▶ **SET TASK**: Look through the material below. Copy each line that contains the string "JSON".

Records from a collection of figures

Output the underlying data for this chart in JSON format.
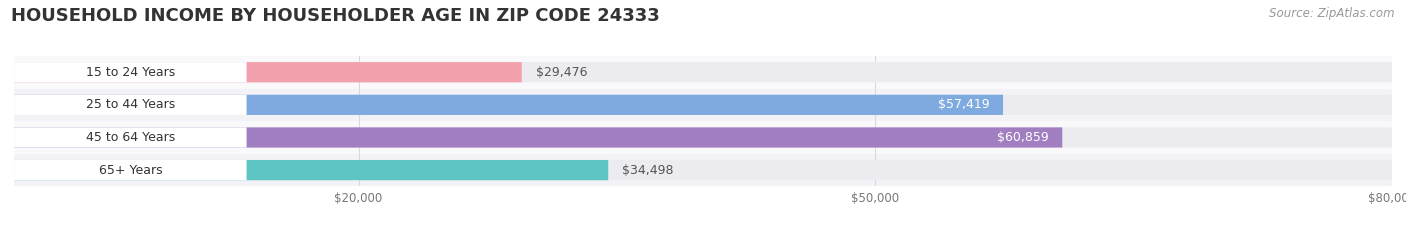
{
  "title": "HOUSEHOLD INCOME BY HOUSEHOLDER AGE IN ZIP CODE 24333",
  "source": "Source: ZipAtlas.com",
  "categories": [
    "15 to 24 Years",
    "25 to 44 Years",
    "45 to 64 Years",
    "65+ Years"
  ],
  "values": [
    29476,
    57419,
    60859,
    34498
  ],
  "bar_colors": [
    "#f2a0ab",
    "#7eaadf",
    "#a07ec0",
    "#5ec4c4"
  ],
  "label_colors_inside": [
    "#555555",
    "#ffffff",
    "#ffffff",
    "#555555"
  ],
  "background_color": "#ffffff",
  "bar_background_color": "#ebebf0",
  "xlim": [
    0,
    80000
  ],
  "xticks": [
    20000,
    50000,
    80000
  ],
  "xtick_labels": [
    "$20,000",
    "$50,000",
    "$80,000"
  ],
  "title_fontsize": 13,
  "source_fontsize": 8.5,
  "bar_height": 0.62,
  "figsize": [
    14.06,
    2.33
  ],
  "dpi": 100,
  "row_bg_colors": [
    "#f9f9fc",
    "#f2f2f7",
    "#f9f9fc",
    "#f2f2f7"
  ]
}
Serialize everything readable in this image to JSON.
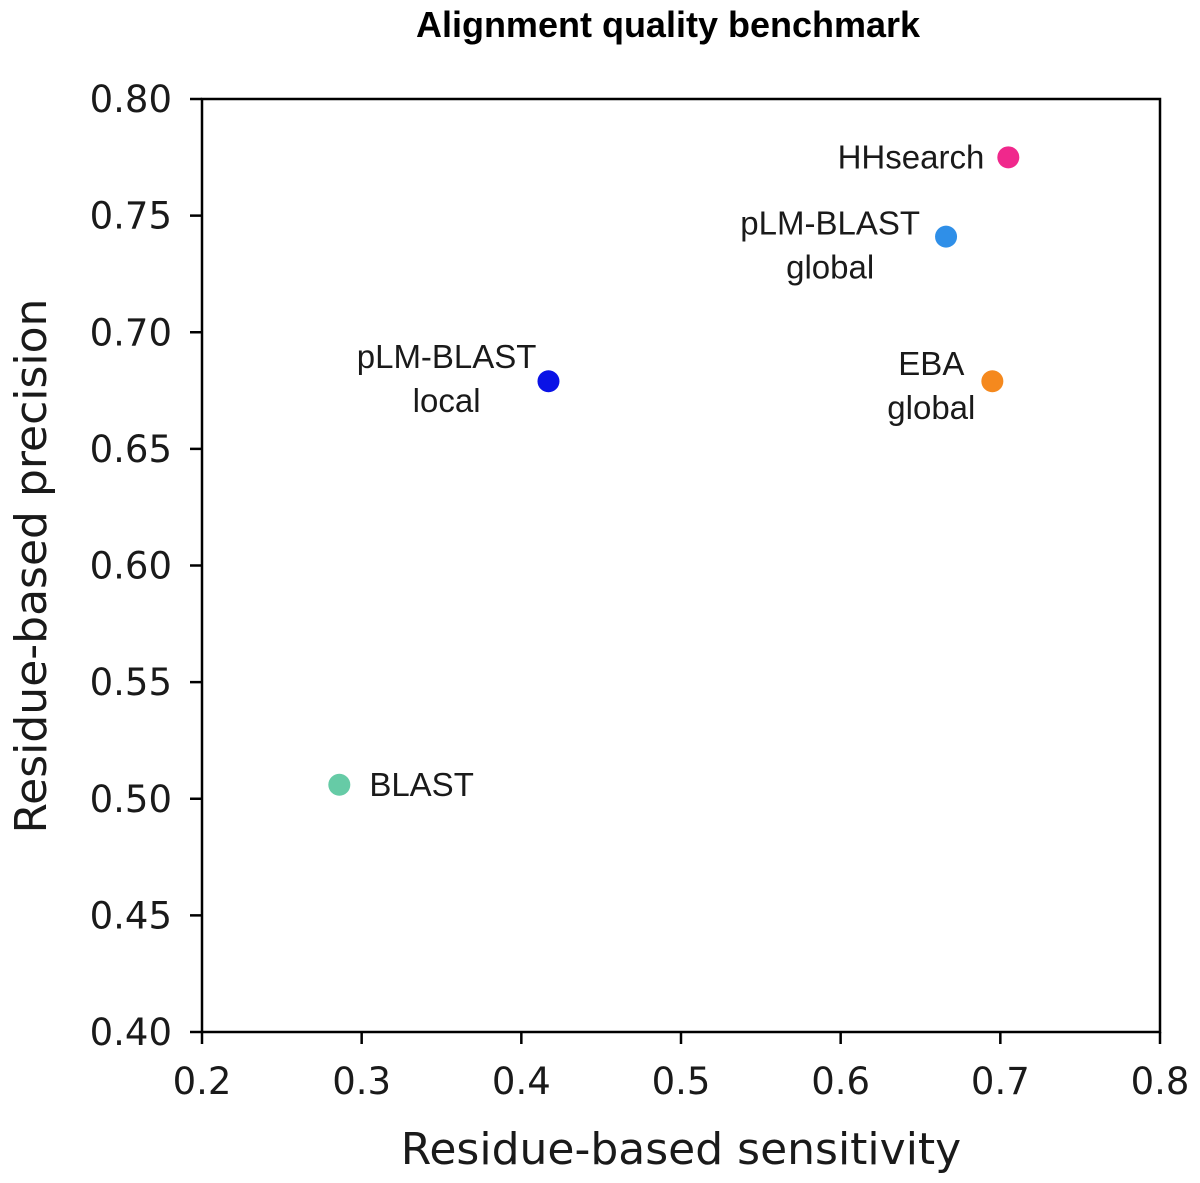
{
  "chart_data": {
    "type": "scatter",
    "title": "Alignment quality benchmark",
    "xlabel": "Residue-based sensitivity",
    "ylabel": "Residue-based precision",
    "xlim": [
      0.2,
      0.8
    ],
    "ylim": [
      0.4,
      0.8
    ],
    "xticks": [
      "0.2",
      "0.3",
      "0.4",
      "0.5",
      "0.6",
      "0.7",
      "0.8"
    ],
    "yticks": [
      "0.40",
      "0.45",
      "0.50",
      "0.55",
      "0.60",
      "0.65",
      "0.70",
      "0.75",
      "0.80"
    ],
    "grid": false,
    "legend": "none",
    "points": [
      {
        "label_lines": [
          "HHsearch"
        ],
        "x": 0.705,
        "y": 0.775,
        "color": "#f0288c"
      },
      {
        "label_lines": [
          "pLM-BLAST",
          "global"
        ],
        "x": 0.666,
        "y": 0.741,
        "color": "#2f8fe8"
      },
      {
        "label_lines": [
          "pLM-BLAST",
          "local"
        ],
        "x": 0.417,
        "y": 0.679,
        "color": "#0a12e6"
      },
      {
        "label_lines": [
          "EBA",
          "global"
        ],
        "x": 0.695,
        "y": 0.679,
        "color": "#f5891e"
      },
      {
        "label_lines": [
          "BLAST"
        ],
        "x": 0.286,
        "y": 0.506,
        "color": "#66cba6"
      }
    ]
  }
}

▶ **SOLVED EXERCISE**:
Output the underlying data for this chart in JSON format.
Serialize everything readable in this image to JSON.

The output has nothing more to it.